- _Data_
begin
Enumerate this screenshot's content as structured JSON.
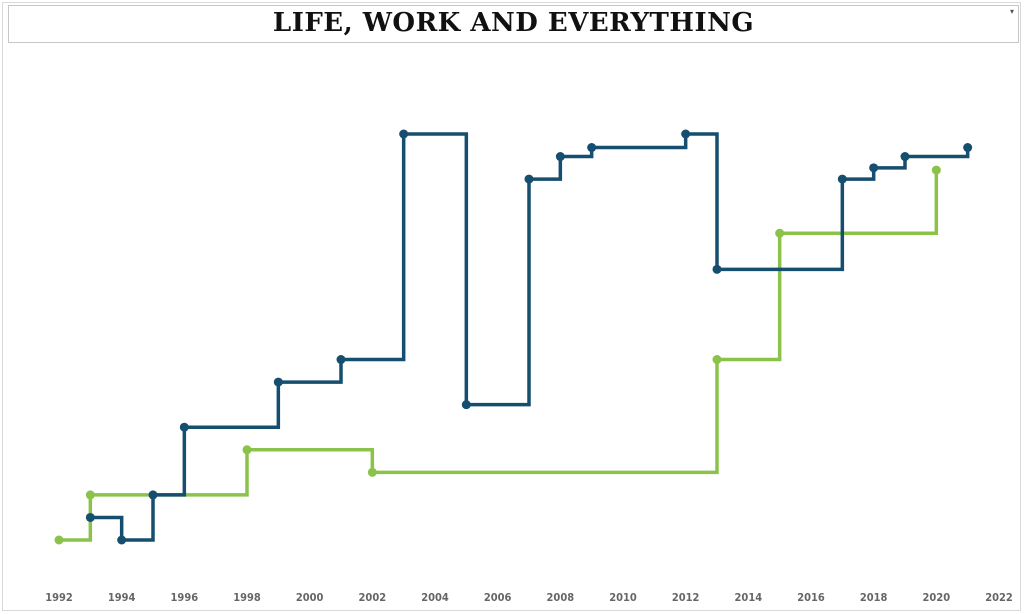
{
  "chart_data": {
    "type": "line",
    "step": true,
    "title": "LIFE, WORK AND EVERYTHING",
    "xlabel": "",
    "ylabel": "",
    "xlim": [
      1992,
      2022
    ],
    "xticks": [
      1992,
      1994,
      1996,
      1998,
      2000,
      2002,
      2004,
      2006,
      2008,
      2010,
      2012,
      2014,
      2016,
      2018,
      2020,
      2022
    ],
    "yaxis_visible": false,
    "grid": false,
    "series": [
      {
        "color": "#154e6e",
        "points": [
          {
            "x": 1993,
            "y": 1.0
          },
          {
            "x": 1994,
            "y": 0.0
          },
          {
            "x": 1995,
            "y": 2.0
          },
          {
            "x": 1996,
            "y": 5.0
          },
          {
            "x": 1999,
            "y": 7.0
          },
          {
            "x": 2001,
            "y": 8.0
          },
          {
            "x": 2003,
            "y": 18.0
          },
          {
            "x": 2005,
            "y": 6.0
          },
          {
            "x": 2007,
            "y": 16.0
          },
          {
            "x": 2008,
            "y": 17.0
          },
          {
            "x": 2009,
            "y": 17.4
          },
          {
            "x": 2012,
            "y": 18.0
          },
          {
            "x": 2013,
            "y": 12.0
          },
          {
            "x": 2017,
            "y": 16.0
          },
          {
            "x": 2018,
            "y": 16.5
          },
          {
            "x": 2019,
            "y": 17.0
          },
          {
            "x": 2021,
            "y": 17.4
          }
        ],
        "end_marker": true
      },
      {
        "color": "#8bc34a",
        "points": [
          {
            "x": 1992,
            "y": 0.0
          },
          {
            "x": 1993,
            "y": 2.0
          },
          {
            "x": 1998,
            "y": 4.0
          },
          {
            "x": 2002,
            "y": 3.0
          },
          {
            "x": 2013,
            "y": 8.0
          },
          {
            "x": 2015,
            "y": 13.6
          },
          {
            "x": 2020,
            "y": 16.4
          }
        ],
        "end_marker": false
      }
    ]
  }
}
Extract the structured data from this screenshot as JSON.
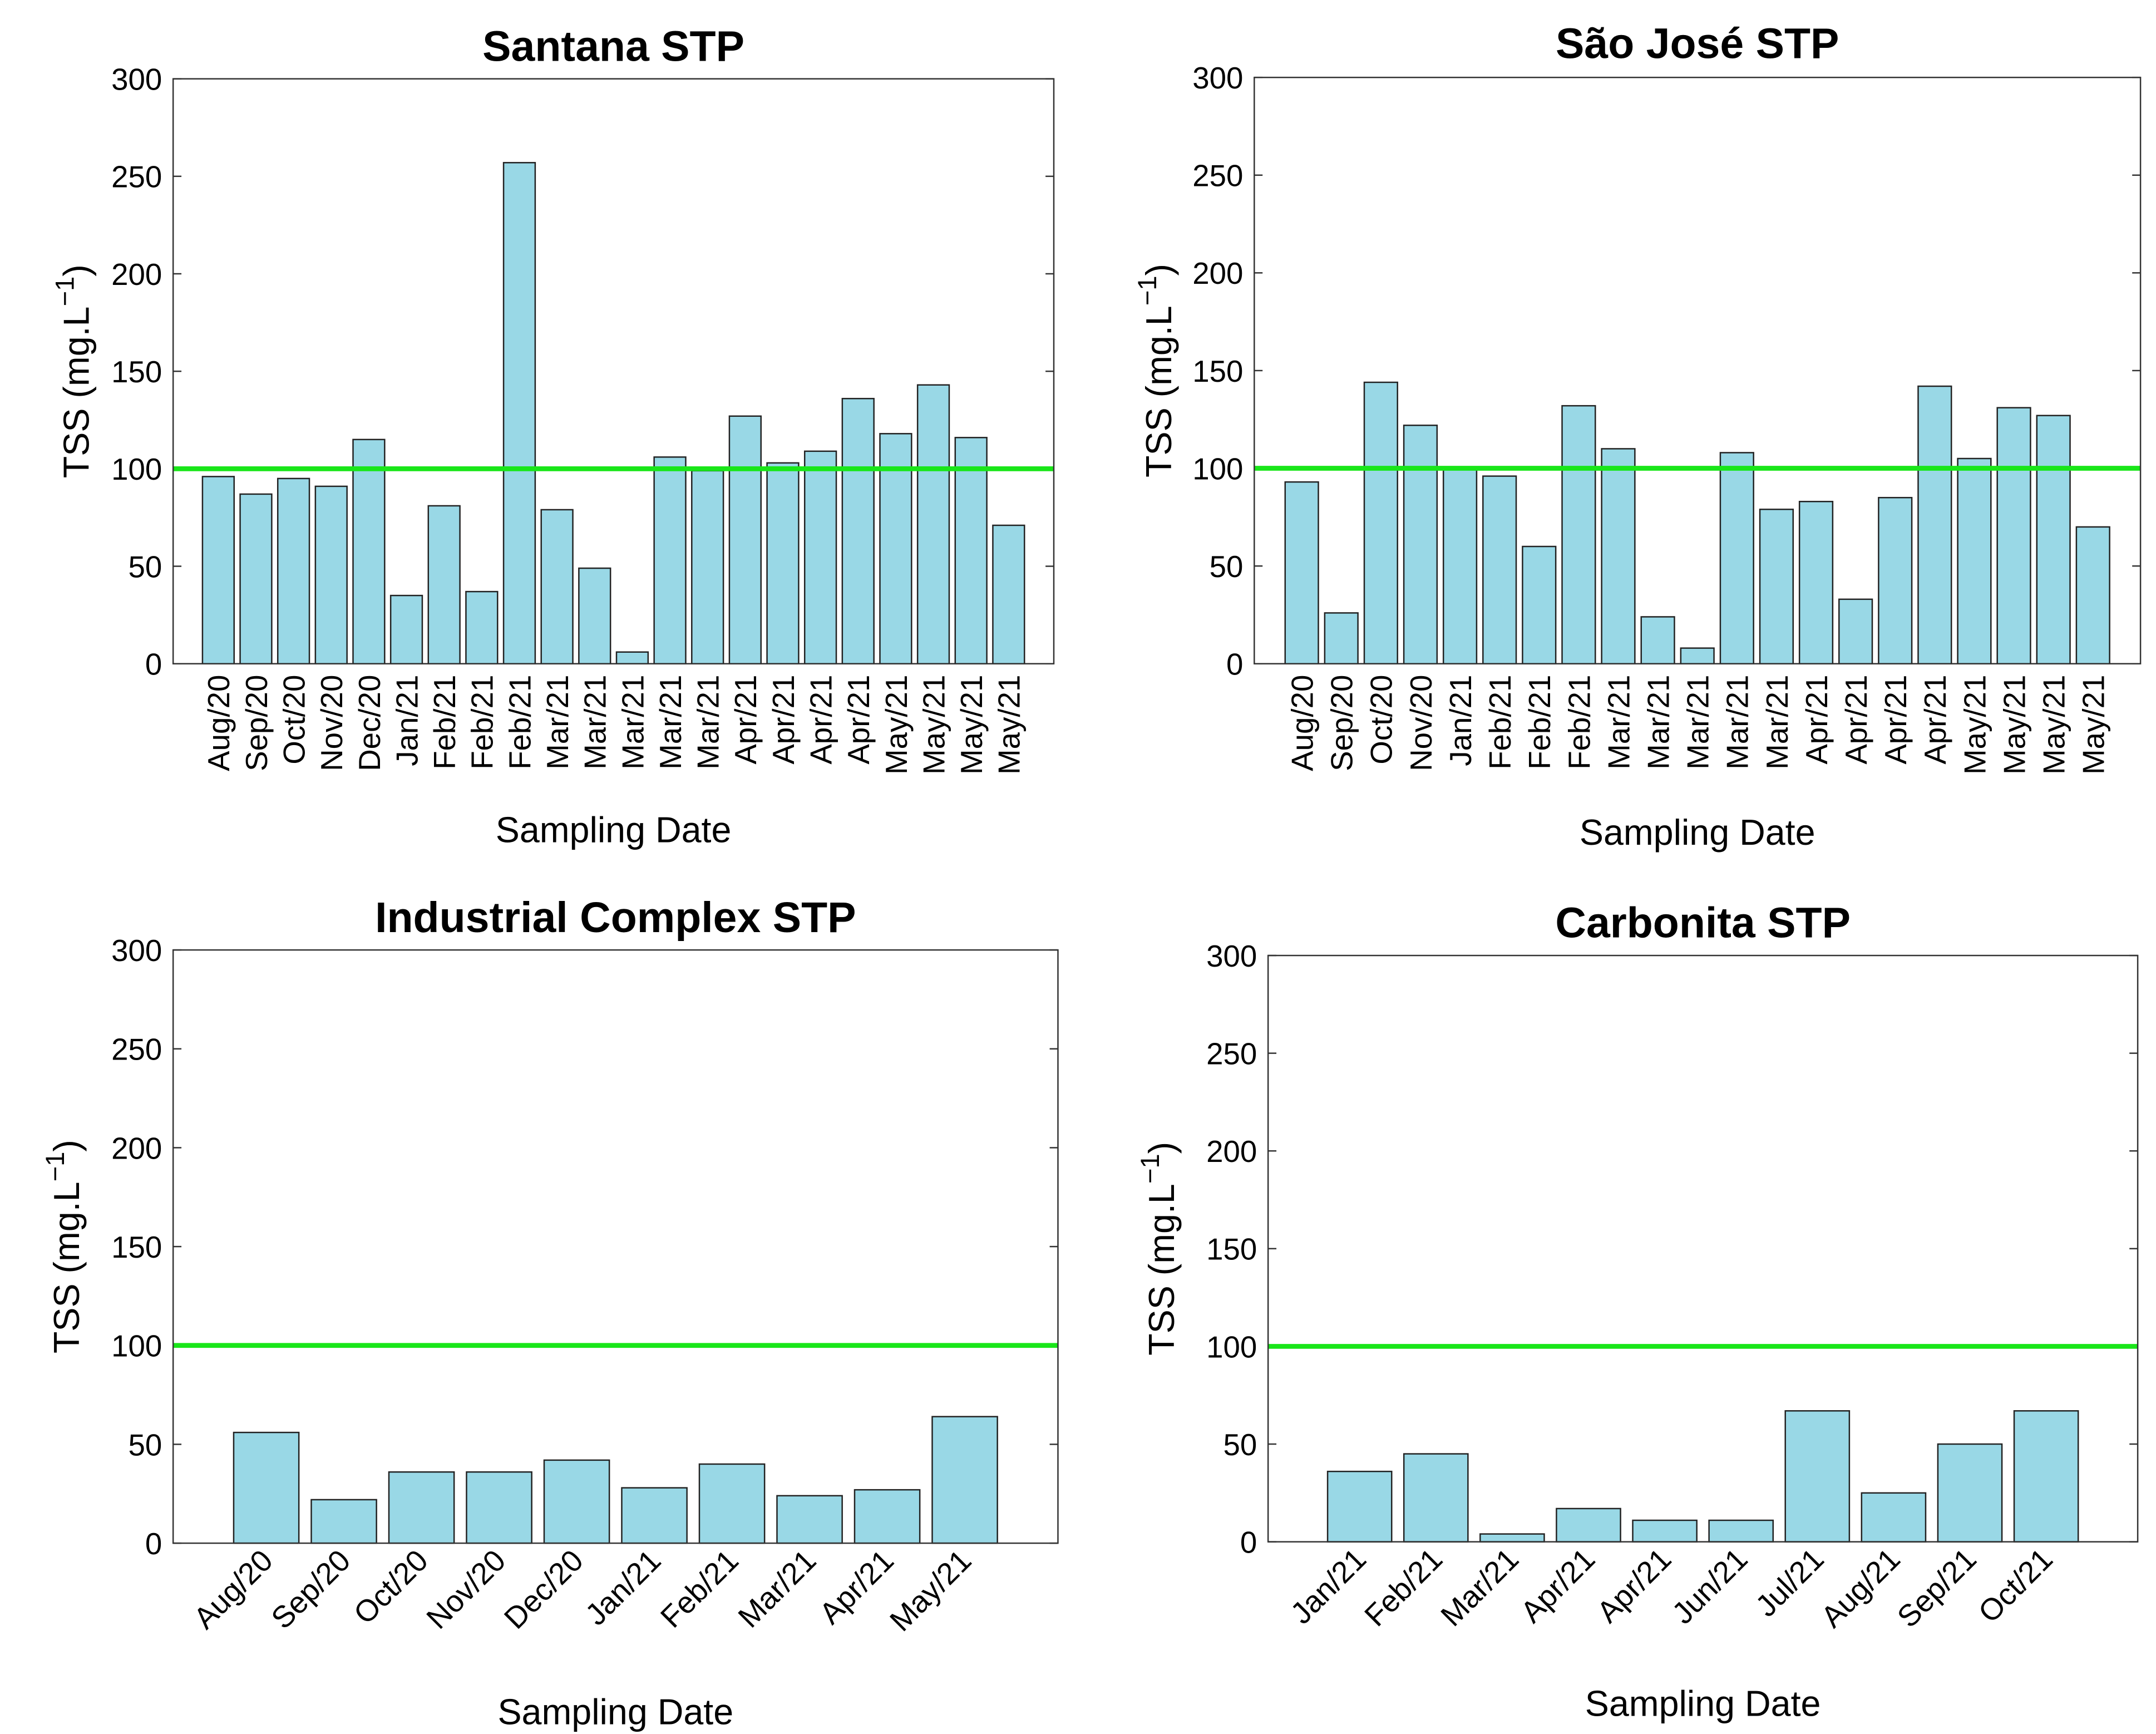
{
  "chart_data": [
    {
      "type": "bar",
      "title": "Santana STP",
      "xlabel": "Sampling Date",
      "ylabel": [
        "TSS (mg.L",
        "−1",
        ")"
      ],
      "categories": [
        "Aug/20",
        "Sep/20",
        "Oct/20",
        "Nov/20",
        "Dec/20",
        "Jan/21",
        "Feb/21",
        "Feb/21",
        "Feb/21",
        "Mar/21",
        "Mar/21",
        "Mar/21",
        "Mar/21",
        "Mar/21",
        "Apr/21",
        "Apr/21",
        "Apr/21",
        "Apr/21",
        "May/21",
        "May/21",
        "May/21",
        "May/21"
      ],
      "values": [
        96,
        87,
        95,
        91,
        115,
        35,
        81,
        37,
        257,
        79,
        49,
        6,
        106,
        99,
        127,
        103,
        109,
        136,
        118,
        143,
        116,
        71
      ],
      "color": "#99d8e6",
      "ylim": [
        0,
        300
      ],
      "yticks": [
        0,
        50,
        100,
        150,
        200,
        250,
        300
      ],
      "reference_line": {
        "value": 100,
        "color": "#19e619"
      }
    },
    {
      "type": "bar",
      "title": "São José STP",
      "xlabel": "Sampling Date",
      "ylabel": [
        "TSS (mg.L",
        "−1",
        ")"
      ],
      "categories": [
        "Aug/20",
        "Sep/20",
        "Oct/20",
        "Nov/20",
        "Jan/21",
        "Feb/21",
        "Feb/21",
        "Feb/21",
        "Mar/21",
        "Mar/21",
        "Mar/21",
        "Mar/21",
        "Mar/21",
        "Apr/21",
        "Apr/21",
        "Apr/21",
        "Apr/21",
        "May/21",
        "May/21",
        "May/21",
        "May/21"
      ],
      "values": [
        93,
        26,
        144,
        122,
        100,
        96,
        60,
        132,
        110,
        24,
        8,
        108,
        79,
        83,
        33,
        85,
        142,
        105,
        131,
        127,
        70
      ],
      "color": "#99d8e6",
      "ylim": [
        0,
        300
      ],
      "yticks": [
        0,
        50,
        100,
        150,
        200,
        250,
        300
      ],
      "reference_line": {
        "value": 100,
        "color": "#19e619"
      }
    },
    {
      "type": "bar",
      "title": "Industrial Complex STP",
      "xlabel": "Sampling Date",
      "ylabel": [
        "TSS (mg.L",
        "−1",
        ")"
      ],
      "categories": [
        "Aug/20",
        "Sep/20",
        "Oct/20",
        "Nov/20",
        "Dec/20",
        "Jan/21",
        "Feb/21",
        "Mar/21",
        "Apr/21",
        "May/21"
      ],
      "values": [
        56,
        22,
        36,
        36,
        42,
        28,
        40,
        24,
        27,
        64
      ],
      "color": "#99d8e6",
      "ylim": [
        0,
        300
      ],
      "yticks": [
        0,
        50,
        100,
        150,
        200,
        250,
        300
      ],
      "reference_line": {
        "value": 100,
        "color": "#19e619"
      }
    },
    {
      "type": "bar",
      "title": "Carbonita STP",
      "xlabel": "Sampling Date",
      "ylabel": [
        "TSS (mg.L",
        "−1",
        ")"
      ],
      "categories": [
        "Jan/21",
        "Feb/21",
        "Mar/21",
        "Apr/21",
        "Apr/21",
        "Jun/21",
        "Jul/21",
        "Aug/21",
        "Sep/21",
        "Oct/21"
      ],
      "values": [
        36,
        45,
        4,
        17,
        11,
        11,
        67,
        25,
        50,
        67
      ],
      "color": "#99d8e6",
      "ylim": [
        0,
        300
      ],
      "yticks": [
        0,
        50,
        100,
        150,
        200,
        250,
        300
      ],
      "reference_line": {
        "value": 100,
        "color": "#19e619"
      }
    }
  ]
}
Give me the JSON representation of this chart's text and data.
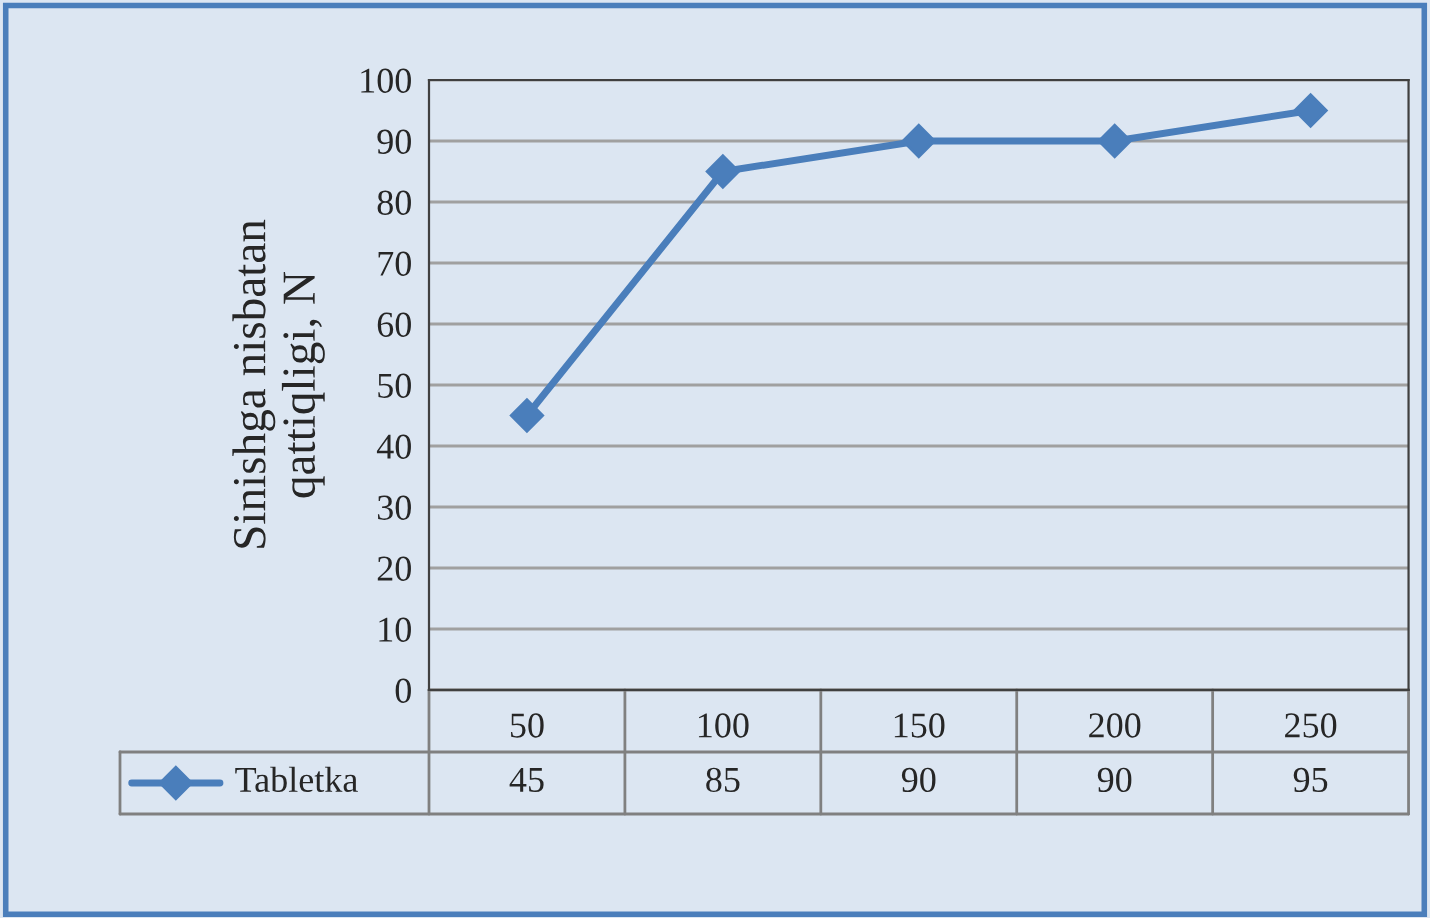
{
  "chart_data": {
    "type": "line",
    "ylabel": "Sinishga nisbatan\nqattiqligi, N",
    "categories": [
      "50",
      "100",
      "150",
      "200",
      "250"
    ],
    "series": [
      {
        "name": "Tabletka",
        "color": "#4a7ebb",
        "values": [
          45,
          85,
          90,
          90,
          95
        ]
      }
    ],
    "ylim": [
      0,
      100
    ],
    "yticks": [
      0,
      10,
      20,
      30,
      40,
      50,
      60,
      70,
      80,
      90,
      100
    ],
    "grid": "y",
    "marker": "diamond",
    "line_style": "solid",
    "data_labels": true,
    "legend": "bottom"
  }
}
end
Reproduce each line exactly, please, except for any pictures.

- _Solution to this exercise_
Enumerate this screenshot's content as structured JSON.
{
  "chart_data": {
    "type": "line",
    "step": true,
    "title": "LIFE, WORK AND EVERYTHING",
    "xlabel": "",
    "ylabel": "",
    "xlim": [
      1992,
      2022
    ],
    "xticks": [
      1992,
      1994,
      1996,
      1998,
      2000,
      2002,
      2004,
      2006,
      2008,
      2010,
      2012,
      2014,
      2016,
      2018,
      2020,
      2022
    ],
    "yaxis_visible": false,
    "grid": false,
    "series": [
      {
        "color": "#154e6e",
        "points": [
          {
            "x": 1993,
            "y": 1.0
          },
          {
            "x": 1994,
            "y": 0.0
          },
          {
            "x": 1995,
            "y": 2.0
          },
          {
            "x": 1996,
            "y": 5.0
          },
          {
            "x": 1999,
            "y": 7.0
          },
          {
            "x": 2001,
            "y": 8.0
          },
          {
            "x": 2003,
            "y": 18.0
          },
          {
            "x": 2005,
            "y": 6.0
          },
          {
            "x": 2007,
            "y": 16.0
          },
          {
            "x": 2008,
            "y": 17.0
          },
          {
            "x": 2009,
            "y": 17.4
          },
          {
            "x": 2012,
            "y": 18.0
          },
          {
            "x": 2013,
            "y": 12.0
          },
          {
            "x": 2017,
            "y": 16.0
          },
          {
            "x": 2018,
            "y": 16.5
          },
          {
            "x": 2019,
            "y": 17.0
          },
          {
            "x": 2021,
            "y": 17.4
          }
        ],
        "end_marker": true
      },
      {
        "color": "#8bc34a",
        "points": [
          {
            "x": 1992,
            "y": 0.0
          },
          {
            "x": 1993,
            "y": 2.0
          },
          {
            "x": 1998,
            "y": 4.0
          },
          {
            "x": 2002,
            "y": 3.0
          },
          {
            "x": 2013,
            "y": 8.0
          },
          {
            "x": 2015,
            "y": 13.6
          },
          {
            "x": 2020,
            "y": 16.4
          }
        ],
        "end_marker": false
      }
    ]
  }
}
Extract the structured data from this screenshot as JSON.
{
  "chart_data": [
    {
      "type": "bar",
      "title": "Santana STP",
      "xlabel": "Sampling Date",
      "ylabel": [
        "TSS (mg.L",
        "−1",
        ")"
      ],
      "categories": [
        "Aug/20",
        "Sep/20",
        "Oct/20",
        "Nov/20",
        "Dec/20",
        "Jan/21",
        "Feb/21",
        "Feb/21",
        "Feb/21",
        "Mar/21",
        "Mar/21",
        "Mar/21",
        "Mar/21",
        "Mar/21",
        "Apr/21",
        "Apr/21",
        "Apr/21",
        "Apr/21",
        "May/21",
        "May/21",
        "May/21",
        "May/21"
      ],
      "values": [
        96,
        87,
        95,
        91,
        115,
        35,
        81,
        37,
        257,
        79,
        49,
        6,
        106,
        99,
        127,
        103,
        109,
        136,
        118,
        143,
        116,
        71
      ],
      "color": "#99d8e6",
      "ylim": [
        0,
        300
      ],
      "yticks": [
        0,
        50,
        100,
        150,
        200,
        250,
        300
      ],
      "reference_line": {
        "value": 100,
        "color": "#19e619"
      }
    },
    {
      "type": "bar",
      "title": "São José STP",
      "xlabel": "Sampling Date",
      "ylabel": [
        "TSS (mg.L",
        "−1",
        ")"
      ],
      "categories": [
        "Aug/20",
        "Sep/20",
        "Oct/20",
        "Nov/20",
        "Jan/21",
        "Feb/21",
        "Feb/21",
        "Feb/21",
        "Mar/21",
        "Mar/21",
        "Mar/21",
        "Mar/21",
        "Mar/21",
        "Apr/21",
        "Apr/21",
        "Apr/21",
        "Apr/21",
        "May/21",
        "May/21",
        "May/21",
        "May/21"
      ],
      "values": [
        93,
        26,
        144,
        122,
        100,
        96,
        60,
        132,
        110,
        24,
        8,
        108,
        79,
        83,
        33,
        85,
        142,
        105,
        131,
        127,
        70
      ],
      "color": "#99d8e6",
      "ylim": [
        0,
        300
      ],
      "yticks": [
        0,
        50,
        100,
        150,
        200,
        250,
        300
      ],
      "reference_line": {
        "value": 100,
        "color": "#19e619"
      }
    },
    {
      "type": "bar",
      "title": "Industrial Complex STP",
      "xlabel": "Sampling Date",
      "ylabel": [
        "TSS (mg.L",
        "−1",
        ")"
      ],
      "categories": [
        "Aug/20",
        "Sep/20",
        "Oct/20",
        "Nov/20",
        "Dec/20",
        "Jan/21",
        "Feb/21",
        "Mar/21",
        "Apr/21",
        "May/21"
      ],
      "values": [
        56,
        22,
        36,
        36,
        42,
        28,
        40,
        24,
        27,
        64
      ],
      "color": "#99d8e6",
      "ylim": [
        0,
        300
      ],
      "yticks": [
        0,
        50,
        100,
        150,
        200,
        250,
        300
      ],
      "reference_line": {
        "value": 100,
        "color": "#19e619"
      }
    },
    {
      "type": "bar",
      "title": "Carbonita STP",
      "xlabel": "Sampling Date",
      "ylabel": [
        "TSS (mg.L",
        "−1",
        ")"
      ],
      "categories": [
        "Jan/21",
        "Feb/21",
        "Mar/21",
        "Apr/21",
        "Apr/21",
        "Jun/21",
        "Jul/21",
        "Aug/21",
        "Sep/21",
        "Oct/21"
      ],
      "values": [
        36,
        45,
        4,
        17,
        11,
        11,
        67,
        25,
        50,
        67
      ],
      "color": "#99d8e6",
      "ylim": [
        0,
        300
      ],
      "yticks": [
        0,
        50,
        100,
        150,
        200,
        250,
        300
      ],
      "reference_line": {
        "value": 100,
        "color": "#19e619"
      }
    }
  ]
}
Give me the JSON representation of this chart's text and data.
{
  "chart_data": {
    "type": "line",
    "ylabel": "Sinishga nisbatan\nqattiqligi, N",
    "categories": [
      "50",
      "100",
      "150",
      "200",
      "250"
    ],
    "series": [
      {
        "name": "Tabletka",
        "color": "#4a7ebb",
        "values": [
          45,
          85,
          90,
          90,
          95
        ]
      }
    ],
    "ylim": [
      0,
      100
    ],
    "yticks": [
      0,
      10,
      20,
      30,
      40,
      50,
      60,
      70,
      80,
      90,
      100
    ],
    "grid": "y",
    "marker": "diamond",
    "line_style": "solid",
    "data_labels": true,
    "legend": "bottom"
  }
}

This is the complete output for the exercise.